### GIVEN RECORDS

——————

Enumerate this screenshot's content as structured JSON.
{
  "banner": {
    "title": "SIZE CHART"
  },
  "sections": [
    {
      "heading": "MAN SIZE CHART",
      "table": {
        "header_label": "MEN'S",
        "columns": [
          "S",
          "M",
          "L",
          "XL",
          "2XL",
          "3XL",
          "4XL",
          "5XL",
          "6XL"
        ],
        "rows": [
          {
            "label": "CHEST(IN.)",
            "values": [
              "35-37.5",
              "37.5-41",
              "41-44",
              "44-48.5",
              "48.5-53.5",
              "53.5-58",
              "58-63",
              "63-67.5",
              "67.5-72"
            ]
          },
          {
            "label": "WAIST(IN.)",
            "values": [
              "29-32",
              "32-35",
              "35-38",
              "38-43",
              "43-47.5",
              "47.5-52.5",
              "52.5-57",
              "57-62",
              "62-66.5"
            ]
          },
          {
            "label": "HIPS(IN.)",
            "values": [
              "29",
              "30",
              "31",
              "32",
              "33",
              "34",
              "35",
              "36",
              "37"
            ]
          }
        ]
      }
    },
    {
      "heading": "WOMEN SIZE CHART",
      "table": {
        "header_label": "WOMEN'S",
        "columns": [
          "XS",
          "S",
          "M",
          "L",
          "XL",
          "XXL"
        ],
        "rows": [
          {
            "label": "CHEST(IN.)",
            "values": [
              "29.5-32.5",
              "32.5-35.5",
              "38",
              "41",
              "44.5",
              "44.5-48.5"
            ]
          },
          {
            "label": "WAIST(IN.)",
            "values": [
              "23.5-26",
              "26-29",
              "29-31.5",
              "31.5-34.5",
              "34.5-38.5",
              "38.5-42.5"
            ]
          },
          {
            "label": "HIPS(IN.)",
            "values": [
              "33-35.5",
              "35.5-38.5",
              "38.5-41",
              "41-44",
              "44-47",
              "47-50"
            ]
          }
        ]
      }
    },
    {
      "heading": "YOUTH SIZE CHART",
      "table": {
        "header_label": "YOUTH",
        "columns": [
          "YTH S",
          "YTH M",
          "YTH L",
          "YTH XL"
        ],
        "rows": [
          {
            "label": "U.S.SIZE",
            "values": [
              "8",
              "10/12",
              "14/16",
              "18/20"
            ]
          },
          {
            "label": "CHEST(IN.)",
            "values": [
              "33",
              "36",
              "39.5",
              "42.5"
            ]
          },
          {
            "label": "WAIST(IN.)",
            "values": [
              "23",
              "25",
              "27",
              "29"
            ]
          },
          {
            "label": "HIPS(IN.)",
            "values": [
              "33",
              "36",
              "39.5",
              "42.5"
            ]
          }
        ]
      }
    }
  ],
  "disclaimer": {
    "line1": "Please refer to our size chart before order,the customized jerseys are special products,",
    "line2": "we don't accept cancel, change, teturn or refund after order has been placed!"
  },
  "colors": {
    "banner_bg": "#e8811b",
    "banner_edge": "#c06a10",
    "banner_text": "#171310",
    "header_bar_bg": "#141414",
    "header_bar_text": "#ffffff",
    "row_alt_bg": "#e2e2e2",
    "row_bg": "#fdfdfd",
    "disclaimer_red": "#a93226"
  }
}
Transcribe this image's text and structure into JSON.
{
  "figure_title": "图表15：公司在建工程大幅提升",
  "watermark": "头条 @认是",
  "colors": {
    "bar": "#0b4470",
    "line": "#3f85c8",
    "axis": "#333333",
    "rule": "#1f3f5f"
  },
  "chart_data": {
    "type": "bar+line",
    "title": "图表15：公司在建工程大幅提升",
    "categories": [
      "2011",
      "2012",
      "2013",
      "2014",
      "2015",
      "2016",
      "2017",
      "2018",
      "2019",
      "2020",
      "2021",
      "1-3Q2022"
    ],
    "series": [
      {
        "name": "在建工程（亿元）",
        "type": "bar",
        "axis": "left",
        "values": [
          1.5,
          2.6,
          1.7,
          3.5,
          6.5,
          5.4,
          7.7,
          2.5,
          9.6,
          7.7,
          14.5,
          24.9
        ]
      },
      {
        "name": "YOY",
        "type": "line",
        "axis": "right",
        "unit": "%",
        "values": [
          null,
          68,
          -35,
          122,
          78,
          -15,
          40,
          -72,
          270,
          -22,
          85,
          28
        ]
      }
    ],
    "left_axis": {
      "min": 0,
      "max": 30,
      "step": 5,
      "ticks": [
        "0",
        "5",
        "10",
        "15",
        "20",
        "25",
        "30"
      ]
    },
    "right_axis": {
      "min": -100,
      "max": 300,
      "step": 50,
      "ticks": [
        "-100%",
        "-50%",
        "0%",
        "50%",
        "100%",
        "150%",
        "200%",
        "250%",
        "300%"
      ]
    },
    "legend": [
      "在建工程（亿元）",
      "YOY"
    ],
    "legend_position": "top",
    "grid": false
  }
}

——————

### WHAT IS BEING ASKED
Write out every line from the records above, word for word.

### REPLY
Enumerate this screenshot's content as structured JSON.
{
  "banner": {
    "title": "SIZE CHART"
  },
  "sections": [
    {
      "heading": "MAN SIZE CHART",
      "table": {
        "header_label": "MEN'S",
        "columns": [
          "S",
          "M",
          "L",
          "XL",
          "2XL",
          "3XL",
          "4XL",
          "5XL",
          "6XL"
        ],
        "rows": [
          {
            "label": "CHEST(IN.)",
            "values": [
              "35-37.5",
              "37.5-41",
              "41-44",
              "44-48.5",
              "48.5-53.5",
              "53.5-58",
              "58-63",
              "63-67.5",
              "67.5-72"
            ]
          },
          {
            "label": "WAIST(IN.)",
            "values": [
              "29-32",
              "32-35",
              "35-38",
              "38-43",
              "43-47.5",
              "47.5-52.5",
              "52.5-57",
              "57-62",
              "62-66.5"
            ]
          },
          {
            "label": "HIPS(IN.)",
            "values": [
              "29",
              "30",
              "31",
              "32",
              "33",
              "34",
              "35",
              "36",
              "37"
            ]
          }
        ]
      }
    },
    {
      "heading": "WOMEN SIZE CHART",
      "table": {
        "header_label": "WOMEN'S",
        "columns": [
          "XS",
          "S",
          "M",
          "L",
          "XL",
          "XXL"
        ],
        "rows": [
          {
            "label": "CHEST(IN.)",
            "values": [
              "29.5-32.5",
              "32.5-35.5",
              "38",
              "41",
              "44.5",
              "44.5-48.5"
            ]
          },
          {
            "label": "WAIST(IN.)",
            "values": [
              "23.5-26",
              "26-29",
              "29-31.5",
              "31.5-34.5",
              "34.5-38.5",
              "38.5-42.5"
            ]
          },
          {
            "label": "HIPS(IN.)",
            "values": [
              "33-35.5",
              "35.5-38.5",
              "38.5-41",
              "41-44",
              "44-47",
              "47-50"
            ]
          }
        ]
      }
    },
    {
      "heading": "YOUTH SIZE CHART",
      "table": {
        "header_label": "YOUTH",
        "columns": [
          "YTH S",
          "YTH M",
          "YTH L",
          "YTH XL"
        ],
        "rows": [
          {
            "label": "U.S.SIZE",
            "values": [
              "8",
              "10/12",
              "14/16",
              "18/20"
            ]
          },
          {
            "label": "CHEST(IN.)",
            "values": [
              "33",
              "36",
              "39.5",
              "42.5"
            ]
          },
          {
            "label": "WAIST(IN.)",
            "values": [
              "23",
              "25",
              "27",
              "29"
            ]
          },
          {
            "label": "HIPS(IN.)",
            "values": [
              "33",
              "36",
              "39.5",
              "42.5"
            ]
          }
        ]
      }
    }
  ],
  "disclaimer": {
    "line1": "Please refer to our size chart before order,the customized jerseys are special products,",
    "line2": "we don't accept cancel, change, teturn or refund after order has been placed!"
  },
  "colors": {
    "banner_bg": "#e8811b",
    "banner_edge": "#c06a10",
    "banner_text": "#171310",
    "header_bar_bg": "#141414",
    "header_bar_text": "#ffffff",
    "row_alt_bg": "#e2e2e2",
    "row_bg": "#fdfdfd",
    "disclaimer_red": "#a93226"
  }
}
Transcribe this image's text and structure into JSON.
{
  "figure_title": "图表15：公司在建工程大幅提升",
  "watermark": "头条 @认是",
  "colors": {
    "bar": "#0b4470",
    "line": "#3f85c8",
    "axis": "#333333",
    "rule": "#1f3f5f"
  },
  "chart_data": {
    "type": "bar+line",
    "title": "图表15：公司在建工程大幅提升",
    "categories": [
      "2011",
      "2012",
      "2013",
      "2014",
      "2015",
      "2016",
      "2017",
      "2018",
      "2019",
      "2020",
      "2021",
      "1-3Q2022"
    ],
    "series": [
      {
        "name": "在建工程（亿元）",
        "type": "bar",
        "axis": "left",
        "values": [
          1.5,
          2.6,
          1.7,
          3.5,
          6.5,
          5.4,
          7.7,
          2.5,
          9.6,
          7.7,
          14.5,
          24.9
        ]
      },
      {
        "name": "YOY",
        "type": "line",
        "axis": "right",
        "unit": "%",
        "values": [
          null,
          68,
          -35,
          122,
          78,
          -15,
          40,
          -72,
          270,
          -22,
          85,
          28
        ]
      }
    ],
    "left_axis": {
      "min": 0,
      "max": 30,
      "step": 5,
      "ticks": [
        "0",
        "5",
        "10",
        "15",
        "20",
        "25",
        "30"
      ]
    },
    "right_axis": {
      "min": -100,
      "max": 300,
      "step": 50,
      "ticks": [
        "-100%",
        "-50%",
        "0%",
        "50%",
        "100%",
        "150%",
        "200%",
        "250%",
        "300%"
      ]
    },
    "legend": [
      "在建工程（亿元）",
      "YOY"
    ],
    "legend_position": "top",
    "grid": false
  }
}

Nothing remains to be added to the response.